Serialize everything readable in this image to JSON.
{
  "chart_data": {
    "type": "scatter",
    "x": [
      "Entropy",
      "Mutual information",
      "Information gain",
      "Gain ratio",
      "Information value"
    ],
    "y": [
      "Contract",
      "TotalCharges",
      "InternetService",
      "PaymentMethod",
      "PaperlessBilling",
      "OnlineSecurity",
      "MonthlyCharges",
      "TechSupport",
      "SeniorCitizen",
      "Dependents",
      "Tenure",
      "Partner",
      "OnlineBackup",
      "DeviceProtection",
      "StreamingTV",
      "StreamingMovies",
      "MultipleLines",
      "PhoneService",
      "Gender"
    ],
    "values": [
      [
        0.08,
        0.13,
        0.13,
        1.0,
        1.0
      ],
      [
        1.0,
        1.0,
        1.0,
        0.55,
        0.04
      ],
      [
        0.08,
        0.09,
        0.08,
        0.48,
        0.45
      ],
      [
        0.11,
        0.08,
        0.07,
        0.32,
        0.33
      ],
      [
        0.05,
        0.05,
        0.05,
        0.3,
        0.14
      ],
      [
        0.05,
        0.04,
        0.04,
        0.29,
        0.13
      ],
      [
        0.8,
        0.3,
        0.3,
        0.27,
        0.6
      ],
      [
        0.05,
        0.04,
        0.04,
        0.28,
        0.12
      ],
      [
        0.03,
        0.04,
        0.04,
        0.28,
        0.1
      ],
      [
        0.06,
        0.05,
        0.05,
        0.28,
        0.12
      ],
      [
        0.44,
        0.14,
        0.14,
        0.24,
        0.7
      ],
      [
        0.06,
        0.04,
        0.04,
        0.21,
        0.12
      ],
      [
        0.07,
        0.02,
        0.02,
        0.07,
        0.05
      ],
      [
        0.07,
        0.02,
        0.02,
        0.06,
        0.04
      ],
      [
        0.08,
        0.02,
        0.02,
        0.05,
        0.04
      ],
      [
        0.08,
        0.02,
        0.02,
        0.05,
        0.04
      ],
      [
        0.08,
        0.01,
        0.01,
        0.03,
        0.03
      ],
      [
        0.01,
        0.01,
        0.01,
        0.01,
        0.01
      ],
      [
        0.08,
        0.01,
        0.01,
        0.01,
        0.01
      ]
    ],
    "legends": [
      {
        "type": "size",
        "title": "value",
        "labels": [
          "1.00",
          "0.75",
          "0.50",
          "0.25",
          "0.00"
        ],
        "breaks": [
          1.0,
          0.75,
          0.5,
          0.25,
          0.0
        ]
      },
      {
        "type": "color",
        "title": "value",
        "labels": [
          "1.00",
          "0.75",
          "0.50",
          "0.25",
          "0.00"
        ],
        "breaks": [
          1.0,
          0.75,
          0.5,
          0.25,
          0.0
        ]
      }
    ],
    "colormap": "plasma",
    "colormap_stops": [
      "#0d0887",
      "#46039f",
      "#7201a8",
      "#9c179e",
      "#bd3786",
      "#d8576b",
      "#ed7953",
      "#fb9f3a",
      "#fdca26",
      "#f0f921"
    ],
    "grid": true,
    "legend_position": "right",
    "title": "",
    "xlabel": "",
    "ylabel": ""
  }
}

☆ ☆ ☆ ☆ ☆ ☆ ☆

> _GOAL_:
Every entry must be quoted exactly as it appears above.

> _RESULT FOR THIS TASK_:
Serialize everything readable in this image to JSON.
{
  "chart_data": {
    "type": "scatter",
    "x": [
      "Entropy",
      "Mutual information",
      "Information gain",
      "Gain ratio",
      "Information value"
    ],
    "y": [
      "Contract",
      "TotalCharges",
      "InternetService",
      "PaymentMethod",
      "PaperlessBilling",
      "OnlineSecurity",
      "MonthlyCharges",
      "TechSupport",
      "SeniorCitizen",
      "Dependents",
      "Tenure",
      "Partner",
      "OnlineBackup",
      "DeviceProtection",
      "StreamingTV",
      "StreamingMovies",
      "MultipleLines",
      "PhoneService",
      "Gender"
    ],
    "values": [
      [
        0.08,
        0.13,
        0.13,
        1.0,
        1.0
      ],
      [
        1.0,
        1.0,
        1.0,
        0.55,
        0.04
      ],
      [
        0.08,
        0.09,
        0.08,
        0.48,
        0.45
      ],
      [
        0.11,
        0.08,
        0.07,
        0.32,
        0.33
      ],
      [
        0.05,
        0.05,
        0.05,
        0.3,
        0.14
      ],
      [
        0.05,
        0.04,
        0.04,
        0.29,
        0.13
      ],
      [
        0.8,
        0.3,
        0.3,
        0.27,
        0.6
      ],
      [
        0.05,
        0.04,
        0.04,
        0.28,
        0.12
      ],
      [
        0.03,
        0.04,
        0.04,
        0.28,
        0.1
      ],
      [
        0.06,
        0.05,
        0.05,
        0.28,
        0.12
      ],
      [
        0.44,
        0.14,
        0.14,
        0.24,
        0.7
      ],
      [
        0.06,
        0.04,
        0.04,
        0.21,
        0.12
      ],
      [
        0.07,
        0.02,
        0.02,
        0.07,
        0.05
      ],
      [
        0.07,
        0.02,
        0.02,
        0.06,
        0.04
      ],
      [
        0.08,
        0.02,
        0.02,
        0.05,
        0.04
      ],
      [
        0.08,
        0.02,
        0.02,
        0.05,
        0.04
      ],
      [
        0.08,
        0.01,
        0.01,
        0.03,
        0.03
      ],
      [
        0.01,
        0.01,
        0.01,
        0.01,
        0.01
      ],
      [
        0.08,
        0.01,
        0.01,
        0.01,
        0.01
      ]
    ],
    "legends": [
      {
        "type": "size",
        "title": "value",
        "labels": [
          "1.00",
          "0.75",
          "0.50",
          "0.25",
          "0.00"
        ],
        "breaks": [
          1.0,
          0.75,
          0.5,
          0.25,
          0.0
        ]
      },
      {
        "type": "color",
        "title": "value",
        "labels": [
          "1.00",
          "0.75",
          "0.50",
          "0.25",
          "0.00"
        ],
        "breaks": [
          1.0,
          0.75,
          0.5,
          0.25,
          0.0
        ]
      }
    ],
    "colormap": "plasma",
    "colormap_stops": [
      "#0d0887",
      "#46039f",
      "#7201a8",
      "#9c179e",
      "#bd3786",
      "#d8576b",
      "#ed7953",
      "#fb9f3a",
      "#fdca26",
      "#f0f921"
    ],
    "grid": true,
    "legend_position": "right",
    "title": "",
    "xlabel": "",
    "ylabel": ""
  }
}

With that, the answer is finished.